Select the lines that contain "name" and copy each of them.

>> Start Information supplied

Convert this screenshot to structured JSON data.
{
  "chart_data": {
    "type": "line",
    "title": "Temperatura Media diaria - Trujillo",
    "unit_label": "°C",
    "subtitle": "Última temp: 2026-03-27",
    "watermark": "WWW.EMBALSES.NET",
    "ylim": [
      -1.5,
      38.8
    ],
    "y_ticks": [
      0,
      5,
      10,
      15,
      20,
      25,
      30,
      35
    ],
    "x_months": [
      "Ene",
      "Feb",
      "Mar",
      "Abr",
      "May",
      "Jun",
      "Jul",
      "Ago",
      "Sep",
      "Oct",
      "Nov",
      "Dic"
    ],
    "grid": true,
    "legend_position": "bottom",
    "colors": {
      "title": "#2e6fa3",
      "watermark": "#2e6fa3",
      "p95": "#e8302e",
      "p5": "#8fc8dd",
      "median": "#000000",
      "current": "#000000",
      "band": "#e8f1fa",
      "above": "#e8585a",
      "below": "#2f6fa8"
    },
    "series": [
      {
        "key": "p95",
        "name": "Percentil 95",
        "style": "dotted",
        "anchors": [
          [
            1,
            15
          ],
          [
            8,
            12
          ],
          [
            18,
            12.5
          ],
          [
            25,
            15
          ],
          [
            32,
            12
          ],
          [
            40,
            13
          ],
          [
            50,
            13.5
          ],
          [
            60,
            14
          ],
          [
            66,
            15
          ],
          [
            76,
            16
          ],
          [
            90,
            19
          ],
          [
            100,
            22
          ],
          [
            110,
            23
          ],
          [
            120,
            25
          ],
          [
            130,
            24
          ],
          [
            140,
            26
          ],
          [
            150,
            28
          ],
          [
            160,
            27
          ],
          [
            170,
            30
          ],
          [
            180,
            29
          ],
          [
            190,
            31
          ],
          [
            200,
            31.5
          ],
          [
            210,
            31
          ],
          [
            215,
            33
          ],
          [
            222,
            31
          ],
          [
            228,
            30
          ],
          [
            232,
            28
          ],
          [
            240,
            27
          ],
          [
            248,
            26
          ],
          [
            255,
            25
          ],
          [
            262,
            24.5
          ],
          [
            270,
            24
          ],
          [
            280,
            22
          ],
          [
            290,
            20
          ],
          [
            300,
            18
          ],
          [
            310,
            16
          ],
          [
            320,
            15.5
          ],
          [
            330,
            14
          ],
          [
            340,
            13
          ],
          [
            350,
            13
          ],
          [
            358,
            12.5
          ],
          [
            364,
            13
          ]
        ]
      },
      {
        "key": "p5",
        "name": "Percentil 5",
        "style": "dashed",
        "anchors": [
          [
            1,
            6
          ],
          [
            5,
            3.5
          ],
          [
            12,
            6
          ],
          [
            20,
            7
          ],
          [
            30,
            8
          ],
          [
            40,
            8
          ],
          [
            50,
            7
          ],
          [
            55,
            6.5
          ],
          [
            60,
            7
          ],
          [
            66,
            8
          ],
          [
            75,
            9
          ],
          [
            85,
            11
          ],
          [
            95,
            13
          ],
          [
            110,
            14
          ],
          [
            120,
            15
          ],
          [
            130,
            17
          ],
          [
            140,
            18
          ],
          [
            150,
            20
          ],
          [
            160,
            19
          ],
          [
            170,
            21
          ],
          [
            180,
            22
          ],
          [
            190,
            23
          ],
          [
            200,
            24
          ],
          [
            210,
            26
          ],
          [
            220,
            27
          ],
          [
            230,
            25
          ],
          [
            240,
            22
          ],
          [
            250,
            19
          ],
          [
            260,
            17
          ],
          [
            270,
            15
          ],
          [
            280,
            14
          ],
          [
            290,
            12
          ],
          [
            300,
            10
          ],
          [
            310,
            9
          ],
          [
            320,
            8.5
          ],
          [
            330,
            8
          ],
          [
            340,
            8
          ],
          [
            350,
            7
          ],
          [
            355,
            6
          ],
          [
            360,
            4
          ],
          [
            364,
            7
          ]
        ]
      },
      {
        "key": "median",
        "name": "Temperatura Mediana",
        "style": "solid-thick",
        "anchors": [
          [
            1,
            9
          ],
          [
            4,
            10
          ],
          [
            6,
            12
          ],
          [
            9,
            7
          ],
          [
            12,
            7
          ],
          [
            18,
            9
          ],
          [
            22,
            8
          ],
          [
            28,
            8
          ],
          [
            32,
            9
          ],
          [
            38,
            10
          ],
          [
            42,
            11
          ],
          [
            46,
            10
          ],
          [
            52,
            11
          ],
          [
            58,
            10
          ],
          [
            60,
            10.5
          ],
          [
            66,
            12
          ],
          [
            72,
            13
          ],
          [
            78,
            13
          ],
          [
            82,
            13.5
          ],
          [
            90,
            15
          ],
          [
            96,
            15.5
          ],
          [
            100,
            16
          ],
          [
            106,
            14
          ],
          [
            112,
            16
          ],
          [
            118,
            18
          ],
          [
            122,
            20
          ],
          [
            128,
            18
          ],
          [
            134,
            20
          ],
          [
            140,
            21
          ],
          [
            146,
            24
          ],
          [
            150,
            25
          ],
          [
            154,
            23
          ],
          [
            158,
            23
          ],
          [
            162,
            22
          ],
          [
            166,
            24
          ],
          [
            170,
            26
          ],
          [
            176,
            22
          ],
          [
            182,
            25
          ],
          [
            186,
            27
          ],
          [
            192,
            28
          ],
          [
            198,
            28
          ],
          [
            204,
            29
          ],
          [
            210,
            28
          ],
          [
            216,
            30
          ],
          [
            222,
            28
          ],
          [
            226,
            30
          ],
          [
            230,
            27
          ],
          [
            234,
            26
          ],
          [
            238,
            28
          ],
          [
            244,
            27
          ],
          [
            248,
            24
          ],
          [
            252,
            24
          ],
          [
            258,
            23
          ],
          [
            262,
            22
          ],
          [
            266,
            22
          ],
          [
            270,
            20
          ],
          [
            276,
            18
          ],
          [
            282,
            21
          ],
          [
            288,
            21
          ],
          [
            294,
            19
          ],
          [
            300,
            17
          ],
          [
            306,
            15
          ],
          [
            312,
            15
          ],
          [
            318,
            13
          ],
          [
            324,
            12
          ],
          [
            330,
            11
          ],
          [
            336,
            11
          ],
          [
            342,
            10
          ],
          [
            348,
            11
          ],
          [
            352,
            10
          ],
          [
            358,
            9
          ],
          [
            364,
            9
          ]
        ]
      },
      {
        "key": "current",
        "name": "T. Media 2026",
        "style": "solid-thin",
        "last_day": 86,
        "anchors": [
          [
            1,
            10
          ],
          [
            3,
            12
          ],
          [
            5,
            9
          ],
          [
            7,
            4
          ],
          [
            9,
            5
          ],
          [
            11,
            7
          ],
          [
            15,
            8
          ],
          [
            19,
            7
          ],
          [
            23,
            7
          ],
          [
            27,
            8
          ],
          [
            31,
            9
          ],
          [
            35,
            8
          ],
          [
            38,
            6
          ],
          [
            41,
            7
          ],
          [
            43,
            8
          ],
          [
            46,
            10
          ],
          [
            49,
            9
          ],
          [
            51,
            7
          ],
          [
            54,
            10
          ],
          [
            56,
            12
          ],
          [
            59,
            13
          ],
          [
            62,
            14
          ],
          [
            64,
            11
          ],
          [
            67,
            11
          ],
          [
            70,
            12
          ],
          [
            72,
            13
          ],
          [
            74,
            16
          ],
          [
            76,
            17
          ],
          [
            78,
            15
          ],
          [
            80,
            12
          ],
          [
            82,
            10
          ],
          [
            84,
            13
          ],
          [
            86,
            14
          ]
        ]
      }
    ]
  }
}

>> End Information supplied

=== Task answer ===
        "name": "Percentil 95",
        "name": "Percentil 5",
        "name": "Temperatura Mediana",
        "name": "T. Media 2026",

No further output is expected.